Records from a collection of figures

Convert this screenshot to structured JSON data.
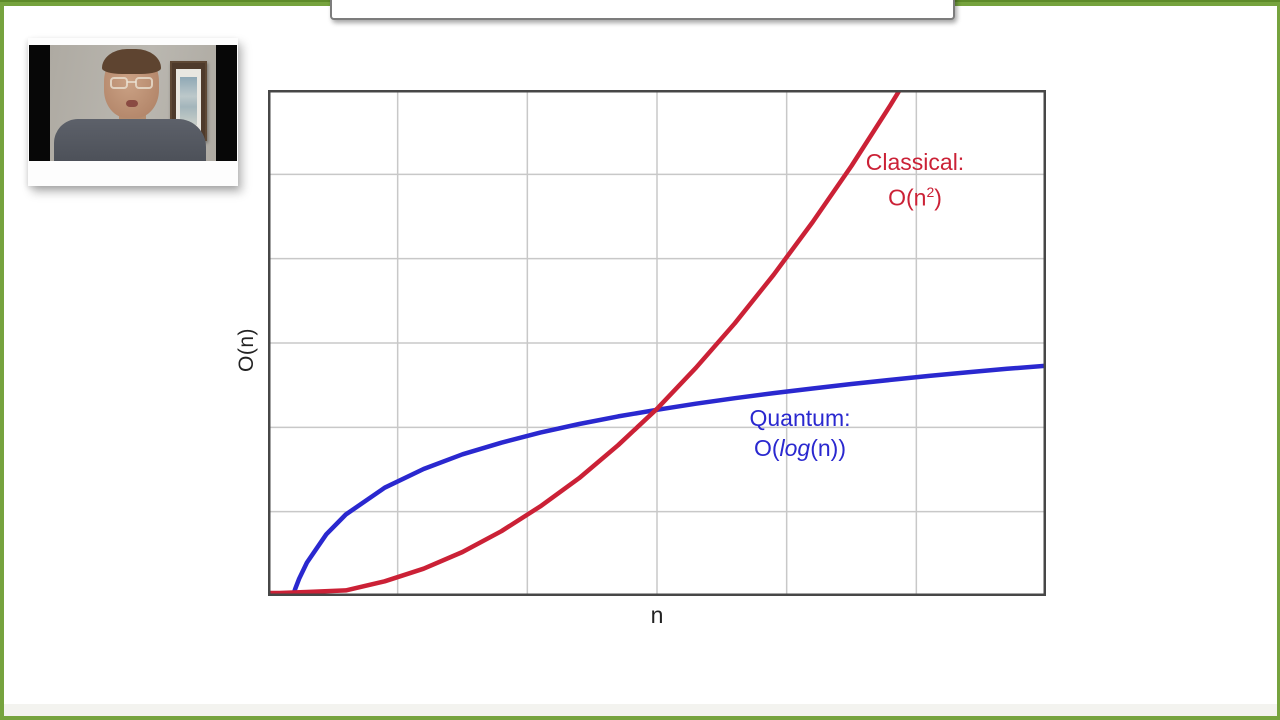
{
  "slide": {
    "background": "#ffffff",
    "border_color": "#76a33e"
  },
  "title_box": {
    "text": ""
  },
  "chart_data": {
    "type": "line",
    "title": "",
    "xlabel": "n",
    "ylabel": "O(n)",
    "xlim": [
      0,
      10
    ],
    "ylim": [
      0,
      100
    ],
    "grid": true,
    "grid_divisions": {
      "x": 6,
      "y": 6
    },
    "grid_color": "#c8c8c8",
    "frame_color": "#474747",
    "legend_position": "none",
    "series": [
      {
        "name": "Classical: O(n^2)",
        "color": "#cb2136",
        "x": [
          0,
          0.15,
          0.5,
          1,
          1.5,
          2,
          2.5,
          3,
          3.5,
          4,
          4.5,
          5,
          5.5,
          6,
          6.5,
          7,
          7.5,
          8,
          8.12
        ],
        "values": [
          0.6,
          0.6,
          0.8,
          1.1,
          2.9,
          5.4,
          8.7,
          12.8,
          17.7,
          23.3,
          29.8,
          37.0,
          45.1,
          53.9,
          63.5,
          73.9,
          85.0,
          97.0,
          100
        ]
      },
      {
        "name": "Quantum: O(log(n))",
        "color": "#2a28cf",
        "x": [
          0.32,
          0.35,
          0.4,
          0.5,
          0.75,
          1,
          1.5,
          2,
          2.5,
          3,
          3.5,
          4,
          4.5,
          5,
          5.5,
          6,
          6.5,
          7,
          7.5,
          8,
          8.5,
          9,
          9.5,
          10
        ],
        "values": [
          0,
          1.4,
          3.4,
          6.6,
          12.2,
          16.1,
          21.4,
          25.1,
          28.0,
          30.3,
          32.3,
          34.0,
          35.5,
          36.8,
          38.0,
          39.1,
          40.1,
          41.0,
          41.9,
          42.7,
          43.5,
          44.2,
          44.9,
          45.5
        ]
      }
    ],
    "annotations": [
      {
        "id": "classical",
        "line1": "Classical:",
        "formula_pre": "O(n",
        "formula_sup": "2",
        "formula_post": ")",
        "color": "#cb2136"
      },
      {
        "id": "quantum",
        "line1": "Quantum:",
        "formula_pre": "O(",
        "formula_italic": "log",
        "formula_post": "(n))",
        "color": "#2a28cf"
      }
    ]
  }
}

## YOUR OBJECTIVE
Return each line among the entries that holds the word "name".

## THE SOLUTION
        "name": "Classical: O(n^2)",
        "name": "Quantum: O(log(n))",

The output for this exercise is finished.